What you have to do | Looking at the listing beneath, work out how many lines hold "SUKARESMI" and report only that figure.

Records supplied |
>> start

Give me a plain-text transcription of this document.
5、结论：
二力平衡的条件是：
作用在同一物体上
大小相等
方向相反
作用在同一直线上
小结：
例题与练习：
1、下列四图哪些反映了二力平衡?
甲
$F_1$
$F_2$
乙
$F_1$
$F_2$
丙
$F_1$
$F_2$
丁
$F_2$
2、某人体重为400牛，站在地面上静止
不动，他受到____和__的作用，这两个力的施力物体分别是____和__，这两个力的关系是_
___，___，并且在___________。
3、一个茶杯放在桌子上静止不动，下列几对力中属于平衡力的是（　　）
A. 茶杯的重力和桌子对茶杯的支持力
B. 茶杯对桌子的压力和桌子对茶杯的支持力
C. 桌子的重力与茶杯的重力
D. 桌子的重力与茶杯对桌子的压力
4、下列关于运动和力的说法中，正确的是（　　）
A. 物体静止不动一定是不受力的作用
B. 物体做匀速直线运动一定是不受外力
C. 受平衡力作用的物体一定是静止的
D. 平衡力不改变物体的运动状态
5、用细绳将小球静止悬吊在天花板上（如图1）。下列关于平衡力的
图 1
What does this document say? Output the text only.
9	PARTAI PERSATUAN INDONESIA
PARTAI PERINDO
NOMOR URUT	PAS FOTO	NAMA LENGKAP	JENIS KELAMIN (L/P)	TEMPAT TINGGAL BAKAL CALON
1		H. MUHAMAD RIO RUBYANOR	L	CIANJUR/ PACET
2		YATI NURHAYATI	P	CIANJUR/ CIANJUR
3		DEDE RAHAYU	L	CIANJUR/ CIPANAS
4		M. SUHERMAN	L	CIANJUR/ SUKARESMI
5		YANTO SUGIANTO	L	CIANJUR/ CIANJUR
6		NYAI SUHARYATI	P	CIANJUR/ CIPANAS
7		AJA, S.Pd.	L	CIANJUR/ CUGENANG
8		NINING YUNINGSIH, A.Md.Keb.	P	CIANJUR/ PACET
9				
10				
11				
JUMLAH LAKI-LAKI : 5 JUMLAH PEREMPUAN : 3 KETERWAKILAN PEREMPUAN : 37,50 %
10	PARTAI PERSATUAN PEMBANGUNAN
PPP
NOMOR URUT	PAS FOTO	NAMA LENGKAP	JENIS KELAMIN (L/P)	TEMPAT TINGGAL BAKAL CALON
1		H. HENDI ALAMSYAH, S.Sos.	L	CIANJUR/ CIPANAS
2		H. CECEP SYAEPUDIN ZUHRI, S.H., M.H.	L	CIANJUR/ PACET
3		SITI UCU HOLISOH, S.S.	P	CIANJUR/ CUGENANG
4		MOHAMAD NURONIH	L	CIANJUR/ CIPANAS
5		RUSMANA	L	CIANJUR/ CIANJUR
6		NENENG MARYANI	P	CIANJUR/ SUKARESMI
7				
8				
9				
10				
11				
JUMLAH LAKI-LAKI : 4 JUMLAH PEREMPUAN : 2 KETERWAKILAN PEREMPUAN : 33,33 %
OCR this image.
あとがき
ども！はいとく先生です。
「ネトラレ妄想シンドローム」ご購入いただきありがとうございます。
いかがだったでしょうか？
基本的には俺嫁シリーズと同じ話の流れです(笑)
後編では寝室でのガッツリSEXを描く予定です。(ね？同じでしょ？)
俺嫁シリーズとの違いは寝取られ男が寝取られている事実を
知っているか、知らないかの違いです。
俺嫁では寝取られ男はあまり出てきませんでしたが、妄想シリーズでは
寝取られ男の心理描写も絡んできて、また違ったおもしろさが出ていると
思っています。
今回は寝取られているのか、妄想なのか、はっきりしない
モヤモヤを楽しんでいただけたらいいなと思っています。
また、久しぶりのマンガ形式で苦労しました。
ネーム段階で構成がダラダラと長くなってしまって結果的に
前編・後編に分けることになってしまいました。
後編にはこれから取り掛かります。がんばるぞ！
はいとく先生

>> end

Expected output | 2